§ TO BE DONE
Copy out the material below in full, but not its images.

§ RECORD EXCERPTS
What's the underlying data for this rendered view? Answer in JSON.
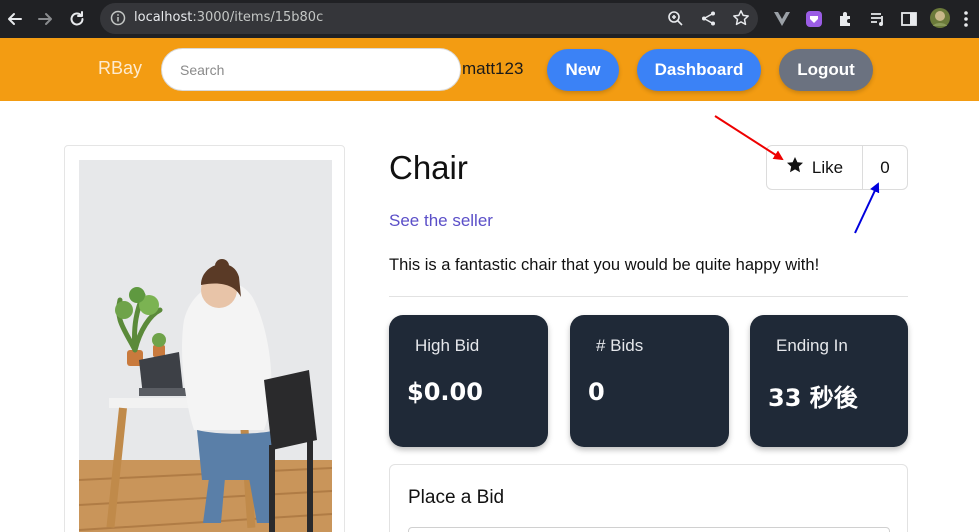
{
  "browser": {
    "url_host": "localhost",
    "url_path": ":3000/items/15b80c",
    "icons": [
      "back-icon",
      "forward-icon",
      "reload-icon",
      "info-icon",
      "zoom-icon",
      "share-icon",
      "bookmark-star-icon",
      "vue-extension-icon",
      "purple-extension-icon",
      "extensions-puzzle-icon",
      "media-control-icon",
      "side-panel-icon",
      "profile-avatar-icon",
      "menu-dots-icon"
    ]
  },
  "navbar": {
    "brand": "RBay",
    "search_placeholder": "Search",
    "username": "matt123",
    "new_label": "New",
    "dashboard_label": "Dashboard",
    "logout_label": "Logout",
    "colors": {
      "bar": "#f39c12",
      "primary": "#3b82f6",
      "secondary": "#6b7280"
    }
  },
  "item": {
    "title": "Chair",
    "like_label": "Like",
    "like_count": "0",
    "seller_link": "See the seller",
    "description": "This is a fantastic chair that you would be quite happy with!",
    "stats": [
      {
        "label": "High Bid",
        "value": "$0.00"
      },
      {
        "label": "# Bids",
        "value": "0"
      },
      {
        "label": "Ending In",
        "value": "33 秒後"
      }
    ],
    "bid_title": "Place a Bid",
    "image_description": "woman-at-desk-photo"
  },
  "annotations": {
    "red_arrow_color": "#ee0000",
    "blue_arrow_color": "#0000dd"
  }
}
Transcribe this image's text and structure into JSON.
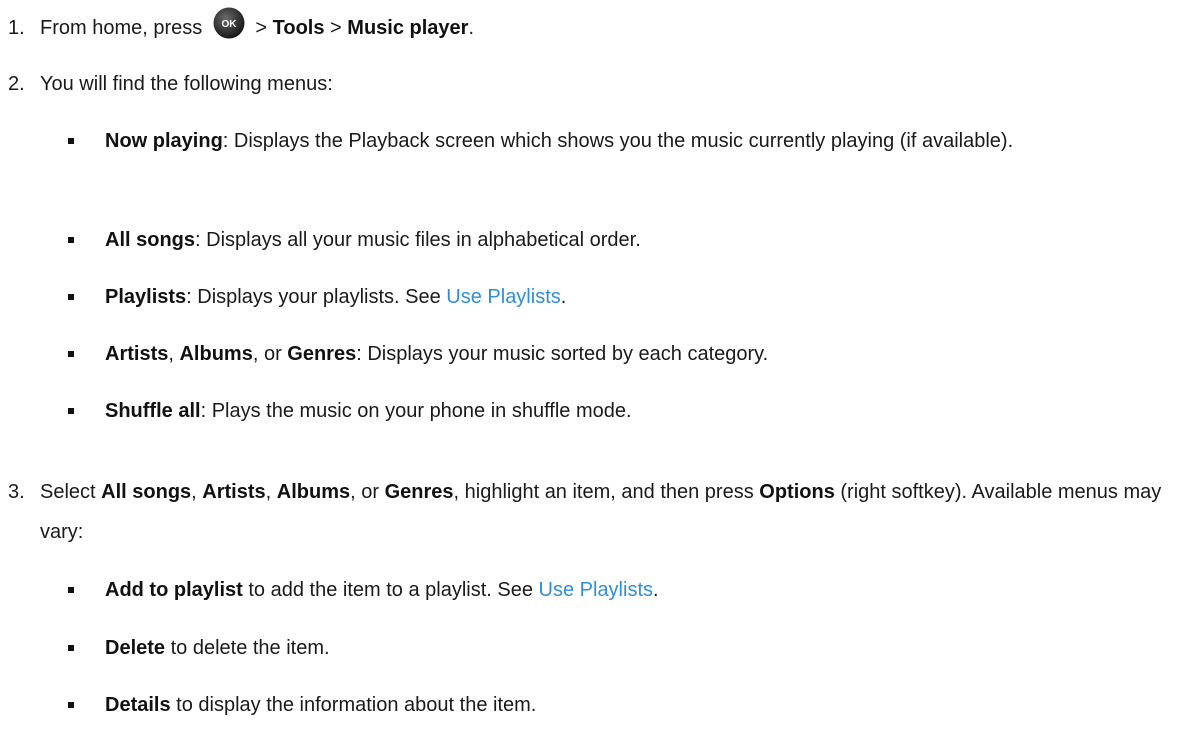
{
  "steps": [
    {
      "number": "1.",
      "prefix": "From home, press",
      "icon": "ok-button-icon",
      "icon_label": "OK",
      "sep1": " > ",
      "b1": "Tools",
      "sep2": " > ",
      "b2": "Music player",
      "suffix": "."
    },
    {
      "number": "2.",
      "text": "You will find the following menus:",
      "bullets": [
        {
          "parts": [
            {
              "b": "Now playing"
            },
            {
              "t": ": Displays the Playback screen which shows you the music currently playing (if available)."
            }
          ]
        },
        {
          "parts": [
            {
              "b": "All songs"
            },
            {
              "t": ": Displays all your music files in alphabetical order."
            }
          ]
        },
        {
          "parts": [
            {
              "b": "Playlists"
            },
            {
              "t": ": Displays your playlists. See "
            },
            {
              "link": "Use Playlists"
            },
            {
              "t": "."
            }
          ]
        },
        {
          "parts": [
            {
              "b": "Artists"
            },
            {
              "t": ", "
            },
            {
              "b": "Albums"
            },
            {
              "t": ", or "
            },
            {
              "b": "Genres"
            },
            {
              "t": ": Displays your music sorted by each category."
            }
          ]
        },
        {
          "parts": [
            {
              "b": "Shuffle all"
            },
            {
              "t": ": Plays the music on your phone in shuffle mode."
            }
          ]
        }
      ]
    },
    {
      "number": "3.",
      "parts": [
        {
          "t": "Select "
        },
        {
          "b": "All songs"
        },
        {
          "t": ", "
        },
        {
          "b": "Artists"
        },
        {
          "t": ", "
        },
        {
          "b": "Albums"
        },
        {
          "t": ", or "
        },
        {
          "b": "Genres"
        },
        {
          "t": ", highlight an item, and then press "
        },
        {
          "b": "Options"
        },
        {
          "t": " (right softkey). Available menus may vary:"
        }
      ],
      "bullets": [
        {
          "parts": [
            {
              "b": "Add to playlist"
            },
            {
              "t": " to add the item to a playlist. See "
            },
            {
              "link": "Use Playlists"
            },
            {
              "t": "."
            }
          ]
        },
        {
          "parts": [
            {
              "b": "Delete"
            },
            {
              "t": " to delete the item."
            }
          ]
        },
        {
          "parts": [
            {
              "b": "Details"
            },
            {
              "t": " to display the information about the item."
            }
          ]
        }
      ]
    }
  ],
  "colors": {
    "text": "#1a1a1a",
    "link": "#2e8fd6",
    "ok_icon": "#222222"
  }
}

§ WRITTEN ANSWER
What's the underlying data for this rendered view? Answer in JSON.
{
  "browser": {
    "url_host": "localhost",
    "url_path": ":3000/items/15b80c",
    "icons": [
      "back-icon",
      "forward-icon",
      "reload-icon",
      "info-icon",
      "zoom-icon",
      "share-icon",
      "bookmark-star-icon",
      "vue-extension-icon",
      "purple-extension-icon",
      "extensions-puzzle-icon",
      "media-control-icon",
      "side-panel-icon",
      "profile-avatar-icon",
      "menu-dots-icon"
    ]
  },
  "navbar": {
    "brand": "RBay",
    "search_placeholder": "Search",
    "username": "matt123",
    "new_label": "New",
    "dashboard_label": "Dashboard",
    "logout_label": "Logout",
    "colors": {
      "bar": "#f39c12",
      "primary": "#3b82f6",
      "secondary": "#6b7280"
    }
  },
  "item": {
    "title": "Chair",
    "like_label": "Like",
    "like_count": "0",
    "seller_link": "See the seller",
    "description": "This is a fantastic chair that you would be quite happy with!",
    "stats": [
      {
        "label": "High Bid",
        "value": "$0.00"
      },
      {
        "label": "# Bids",
        "value": "0"
      },
      {
        "label": "Ending In",
        "value": "33 秒後"
      }
    ],
    "bid_title": "Place a Bid",
    "image_description": "woman-at-desk-photo"
  },
  "annotations": {
    "red_arrow_color": "#ee0000",
    "blue_arrow_color": "#0000dd"
  }
}
Transcribe this image's text and structure into JSON.
{
  "steps": [
    {
      "number": "1.",
      "prefix": "From home, press",
      "icon": "ok-button-icon",
      "icon_label": "OK",
      "sep1": " > ",
      "b1": "Tools",
      "sep2": " > ",
      "b2": "Music player",
      "suffix": "."
    },
    {
      "number": "2.",
      "text": "You will find the following menus:",
      "bullets": [
        {
          "parts": [
            {
              "b": "Now playing"
            },
            {
              "t": ": Displays the Playback screen which shows you the music currently playing (if available)."
            }
          ]
        },
        {
          "parts": [
            {
              "b": "All songs"
            },
            {
              "t": ": Displays all your music files in alphabetical order."
            }
          ]
        },
        {
          "parts": [
            {
              "b": "Playlists"
            },
            {
              "t": ": Displays your playlists. See "
            },
            {
              "link": "Use Playlists"
            },
            {
              "t": "."
            }
          ]
        },
        {
          "parts": [
            {
              "b": "Artists"
            },
            {
              "t": ", "
            },
            {
              "b": "Albums"
            },
            {
              "t": ", or "
            },
            {
              "b": "Genres"
            },
            {
              "t": ": Displays your music sorted by each category."
            }
          ]
        },
        {
          "parts": [
            {
              "b": "Shuffle all"
            },
            {
              "t": ": Plays the music on your phone in shuffle mode."
            }
          ]
        }
      ]
    },
    {
      "number": "3.",
      "parts": [
        {
          "t": "Select "
        },
        {
          "b": "All songs"
        },
        {
          "t": ", "
        },
        {
          "b": "Artists"
        },
        {
          "t": ", "
        },
        {
          "b": "Albums"
        },
        {
          "t": ", or "
        },
        {
          "b": "Genres"
        },
        {
          "t": ", highlight an item, and then press "
        },
        {
          "b": "Options"
        },
        {
          "t": " (right softkey). Available menus may vary:"
        }
      ],
      "bullets": [
        {
          "parts": [
            {
              "b": "Add to playlist"
            },
            {
              "t": " to add the item to a playlist. See "
            },
            {
              "link": "Use Playlists"
            },
            {
              "t": "."
            }
          ]
        },
        {
          "parts": [
            {
              "b": "Delete"
            },
            {
              "t": " to delete the item."
            }
          ]
        },
        {
          "parts": [
            {
              "b": "Details"
            },
            {
              "t": " to display the information about the item."
            }
          ]
        }
      ]
    }
  ],
  "colors": {
    "text": "#1a1a1a",
    "link": "#2e8fd6",
    "ok_icon": "#222222"
  }
}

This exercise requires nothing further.